CHALLENGE:
Go through the entries below and pick out every line with "closed".

RECORDS TO USE:
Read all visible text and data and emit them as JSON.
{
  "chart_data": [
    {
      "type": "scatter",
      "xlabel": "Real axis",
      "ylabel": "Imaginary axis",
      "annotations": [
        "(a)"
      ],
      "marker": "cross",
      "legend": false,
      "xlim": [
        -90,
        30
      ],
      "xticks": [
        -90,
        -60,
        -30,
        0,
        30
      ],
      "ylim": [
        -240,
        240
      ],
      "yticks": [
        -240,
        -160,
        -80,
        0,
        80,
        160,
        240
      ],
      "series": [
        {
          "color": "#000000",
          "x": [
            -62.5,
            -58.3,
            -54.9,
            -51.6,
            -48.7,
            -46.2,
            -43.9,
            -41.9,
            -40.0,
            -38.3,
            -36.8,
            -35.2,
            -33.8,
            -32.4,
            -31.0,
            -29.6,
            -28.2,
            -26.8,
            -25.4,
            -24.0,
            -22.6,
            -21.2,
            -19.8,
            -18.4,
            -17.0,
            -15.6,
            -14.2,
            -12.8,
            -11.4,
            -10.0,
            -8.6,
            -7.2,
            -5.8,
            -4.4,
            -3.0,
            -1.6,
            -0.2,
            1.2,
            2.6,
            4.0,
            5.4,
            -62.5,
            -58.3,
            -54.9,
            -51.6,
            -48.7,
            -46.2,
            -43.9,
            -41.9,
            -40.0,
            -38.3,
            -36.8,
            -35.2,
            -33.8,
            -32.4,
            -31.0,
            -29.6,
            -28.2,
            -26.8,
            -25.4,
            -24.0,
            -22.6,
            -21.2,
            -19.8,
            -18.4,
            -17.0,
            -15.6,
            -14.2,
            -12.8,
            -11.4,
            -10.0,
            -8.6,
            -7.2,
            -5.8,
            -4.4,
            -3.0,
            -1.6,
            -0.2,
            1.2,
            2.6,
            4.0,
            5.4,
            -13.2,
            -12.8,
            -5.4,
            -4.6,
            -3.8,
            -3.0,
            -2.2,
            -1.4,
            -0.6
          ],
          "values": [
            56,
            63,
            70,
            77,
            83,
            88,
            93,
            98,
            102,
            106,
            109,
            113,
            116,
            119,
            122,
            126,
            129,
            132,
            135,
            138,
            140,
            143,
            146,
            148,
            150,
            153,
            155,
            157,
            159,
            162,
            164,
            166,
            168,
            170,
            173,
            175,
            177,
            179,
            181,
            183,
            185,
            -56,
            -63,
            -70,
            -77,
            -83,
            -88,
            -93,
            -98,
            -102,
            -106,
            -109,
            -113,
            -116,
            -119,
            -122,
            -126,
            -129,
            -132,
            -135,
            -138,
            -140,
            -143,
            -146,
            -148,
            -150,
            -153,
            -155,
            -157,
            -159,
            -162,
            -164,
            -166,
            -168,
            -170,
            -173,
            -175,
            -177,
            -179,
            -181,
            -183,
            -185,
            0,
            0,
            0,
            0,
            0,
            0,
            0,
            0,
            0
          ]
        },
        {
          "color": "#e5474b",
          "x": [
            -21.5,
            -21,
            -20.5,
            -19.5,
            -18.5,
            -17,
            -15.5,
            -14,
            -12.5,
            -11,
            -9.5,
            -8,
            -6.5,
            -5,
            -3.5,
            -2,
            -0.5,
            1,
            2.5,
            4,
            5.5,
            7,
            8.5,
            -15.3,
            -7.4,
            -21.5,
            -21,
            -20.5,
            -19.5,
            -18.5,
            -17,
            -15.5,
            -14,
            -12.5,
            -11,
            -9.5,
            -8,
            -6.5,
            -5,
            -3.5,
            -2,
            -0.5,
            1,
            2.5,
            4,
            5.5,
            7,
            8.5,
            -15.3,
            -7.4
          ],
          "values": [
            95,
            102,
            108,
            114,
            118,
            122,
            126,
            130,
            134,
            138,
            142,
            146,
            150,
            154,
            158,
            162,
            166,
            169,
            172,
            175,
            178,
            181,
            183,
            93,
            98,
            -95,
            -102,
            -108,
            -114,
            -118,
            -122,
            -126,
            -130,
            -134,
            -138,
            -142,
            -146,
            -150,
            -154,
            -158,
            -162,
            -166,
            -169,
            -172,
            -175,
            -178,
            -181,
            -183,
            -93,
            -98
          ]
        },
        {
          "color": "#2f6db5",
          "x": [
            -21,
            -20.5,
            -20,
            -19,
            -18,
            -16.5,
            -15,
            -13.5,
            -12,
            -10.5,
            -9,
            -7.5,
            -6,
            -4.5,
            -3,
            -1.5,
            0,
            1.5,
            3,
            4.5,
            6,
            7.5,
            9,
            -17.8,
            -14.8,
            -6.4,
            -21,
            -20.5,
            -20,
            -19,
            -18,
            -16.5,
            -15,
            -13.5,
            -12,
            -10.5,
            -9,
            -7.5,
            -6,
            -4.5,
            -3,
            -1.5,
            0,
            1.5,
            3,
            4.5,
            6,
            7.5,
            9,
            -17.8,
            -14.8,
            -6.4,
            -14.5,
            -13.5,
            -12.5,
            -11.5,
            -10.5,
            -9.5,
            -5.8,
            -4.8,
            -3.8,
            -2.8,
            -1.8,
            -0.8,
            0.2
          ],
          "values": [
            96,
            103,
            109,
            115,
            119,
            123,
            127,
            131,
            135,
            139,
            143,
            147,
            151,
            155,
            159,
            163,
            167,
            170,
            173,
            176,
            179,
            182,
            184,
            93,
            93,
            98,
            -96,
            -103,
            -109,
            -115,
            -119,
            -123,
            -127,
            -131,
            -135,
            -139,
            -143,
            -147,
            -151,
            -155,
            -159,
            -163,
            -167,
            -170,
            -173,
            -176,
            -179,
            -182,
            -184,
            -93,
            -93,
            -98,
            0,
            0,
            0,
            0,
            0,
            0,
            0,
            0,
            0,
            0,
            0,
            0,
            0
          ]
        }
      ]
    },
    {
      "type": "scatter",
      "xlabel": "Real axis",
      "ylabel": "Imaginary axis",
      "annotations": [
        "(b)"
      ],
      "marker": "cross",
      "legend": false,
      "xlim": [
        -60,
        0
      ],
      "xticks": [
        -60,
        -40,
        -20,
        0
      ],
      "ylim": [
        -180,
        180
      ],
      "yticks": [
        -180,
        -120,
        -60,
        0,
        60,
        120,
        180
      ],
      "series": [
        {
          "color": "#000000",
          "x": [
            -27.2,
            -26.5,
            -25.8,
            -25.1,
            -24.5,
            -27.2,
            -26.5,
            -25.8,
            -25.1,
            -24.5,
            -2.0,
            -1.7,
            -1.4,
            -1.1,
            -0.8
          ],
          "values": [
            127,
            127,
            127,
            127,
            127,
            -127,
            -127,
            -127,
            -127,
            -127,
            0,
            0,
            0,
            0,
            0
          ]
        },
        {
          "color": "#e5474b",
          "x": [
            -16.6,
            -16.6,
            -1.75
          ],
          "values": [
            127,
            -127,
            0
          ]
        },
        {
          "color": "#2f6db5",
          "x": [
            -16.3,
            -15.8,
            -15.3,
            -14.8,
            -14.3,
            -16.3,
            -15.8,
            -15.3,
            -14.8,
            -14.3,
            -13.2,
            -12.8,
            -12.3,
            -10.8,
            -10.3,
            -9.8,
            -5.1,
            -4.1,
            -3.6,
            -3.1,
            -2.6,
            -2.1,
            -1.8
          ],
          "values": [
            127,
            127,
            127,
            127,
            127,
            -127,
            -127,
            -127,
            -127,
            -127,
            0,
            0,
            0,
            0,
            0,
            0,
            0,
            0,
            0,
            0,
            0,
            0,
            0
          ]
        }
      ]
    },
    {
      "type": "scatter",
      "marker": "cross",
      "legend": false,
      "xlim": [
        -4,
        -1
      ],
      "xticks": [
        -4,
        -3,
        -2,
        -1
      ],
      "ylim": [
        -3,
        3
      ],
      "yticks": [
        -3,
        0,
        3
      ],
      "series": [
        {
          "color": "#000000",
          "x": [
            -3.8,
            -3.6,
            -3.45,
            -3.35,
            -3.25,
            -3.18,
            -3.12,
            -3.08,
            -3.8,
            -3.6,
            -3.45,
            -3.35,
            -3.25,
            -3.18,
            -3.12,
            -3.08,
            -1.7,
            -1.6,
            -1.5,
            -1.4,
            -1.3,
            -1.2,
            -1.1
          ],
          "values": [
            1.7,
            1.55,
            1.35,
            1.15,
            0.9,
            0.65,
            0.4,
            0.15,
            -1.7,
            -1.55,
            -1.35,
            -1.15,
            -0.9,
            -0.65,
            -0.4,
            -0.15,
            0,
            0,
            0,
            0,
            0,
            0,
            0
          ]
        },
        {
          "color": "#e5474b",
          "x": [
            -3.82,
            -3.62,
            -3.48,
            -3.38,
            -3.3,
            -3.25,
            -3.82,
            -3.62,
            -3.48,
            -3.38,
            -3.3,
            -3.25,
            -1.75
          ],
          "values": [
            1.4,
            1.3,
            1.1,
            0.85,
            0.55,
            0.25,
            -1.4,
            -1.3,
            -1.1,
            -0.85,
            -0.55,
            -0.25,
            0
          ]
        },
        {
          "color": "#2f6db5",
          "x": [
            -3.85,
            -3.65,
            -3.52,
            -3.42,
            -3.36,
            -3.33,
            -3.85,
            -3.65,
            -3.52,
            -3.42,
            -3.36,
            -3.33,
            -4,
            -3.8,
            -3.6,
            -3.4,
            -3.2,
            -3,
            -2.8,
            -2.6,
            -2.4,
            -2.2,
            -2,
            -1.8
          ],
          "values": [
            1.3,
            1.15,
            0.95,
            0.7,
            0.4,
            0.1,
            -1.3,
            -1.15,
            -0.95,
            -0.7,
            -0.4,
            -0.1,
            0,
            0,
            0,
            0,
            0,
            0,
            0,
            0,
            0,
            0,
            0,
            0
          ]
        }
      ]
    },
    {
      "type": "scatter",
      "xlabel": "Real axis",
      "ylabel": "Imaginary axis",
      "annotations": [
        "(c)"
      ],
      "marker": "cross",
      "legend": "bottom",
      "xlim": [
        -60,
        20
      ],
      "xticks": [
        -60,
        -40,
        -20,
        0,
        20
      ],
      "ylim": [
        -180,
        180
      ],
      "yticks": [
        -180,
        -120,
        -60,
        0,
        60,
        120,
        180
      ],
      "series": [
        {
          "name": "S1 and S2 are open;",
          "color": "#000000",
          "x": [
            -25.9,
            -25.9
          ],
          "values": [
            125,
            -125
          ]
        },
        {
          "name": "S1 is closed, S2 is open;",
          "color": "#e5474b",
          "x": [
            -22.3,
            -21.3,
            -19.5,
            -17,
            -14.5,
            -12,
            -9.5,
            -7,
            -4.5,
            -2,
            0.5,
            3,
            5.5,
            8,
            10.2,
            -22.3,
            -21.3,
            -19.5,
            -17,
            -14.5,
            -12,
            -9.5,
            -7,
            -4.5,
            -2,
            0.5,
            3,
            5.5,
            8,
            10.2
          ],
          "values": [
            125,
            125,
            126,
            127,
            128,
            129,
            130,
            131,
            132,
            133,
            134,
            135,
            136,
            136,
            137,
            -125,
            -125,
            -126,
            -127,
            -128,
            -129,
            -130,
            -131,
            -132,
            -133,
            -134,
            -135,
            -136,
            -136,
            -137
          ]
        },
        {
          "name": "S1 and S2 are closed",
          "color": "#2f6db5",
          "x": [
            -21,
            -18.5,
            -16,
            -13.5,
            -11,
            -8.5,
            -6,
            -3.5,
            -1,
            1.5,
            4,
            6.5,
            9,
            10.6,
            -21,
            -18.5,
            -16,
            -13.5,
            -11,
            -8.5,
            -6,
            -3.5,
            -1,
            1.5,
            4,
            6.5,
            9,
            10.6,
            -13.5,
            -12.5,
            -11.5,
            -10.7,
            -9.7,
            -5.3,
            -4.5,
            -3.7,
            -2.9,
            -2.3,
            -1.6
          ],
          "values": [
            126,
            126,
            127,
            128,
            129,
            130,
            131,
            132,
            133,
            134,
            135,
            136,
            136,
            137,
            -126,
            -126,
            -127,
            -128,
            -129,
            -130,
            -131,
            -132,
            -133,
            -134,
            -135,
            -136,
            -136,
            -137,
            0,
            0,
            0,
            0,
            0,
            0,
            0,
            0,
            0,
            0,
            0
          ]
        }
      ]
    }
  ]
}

SOLUTION FOR THIS PROBLEM:
          "name": "S1 is closed, S2 is open;",
          "name": "S1 and S2 are closed",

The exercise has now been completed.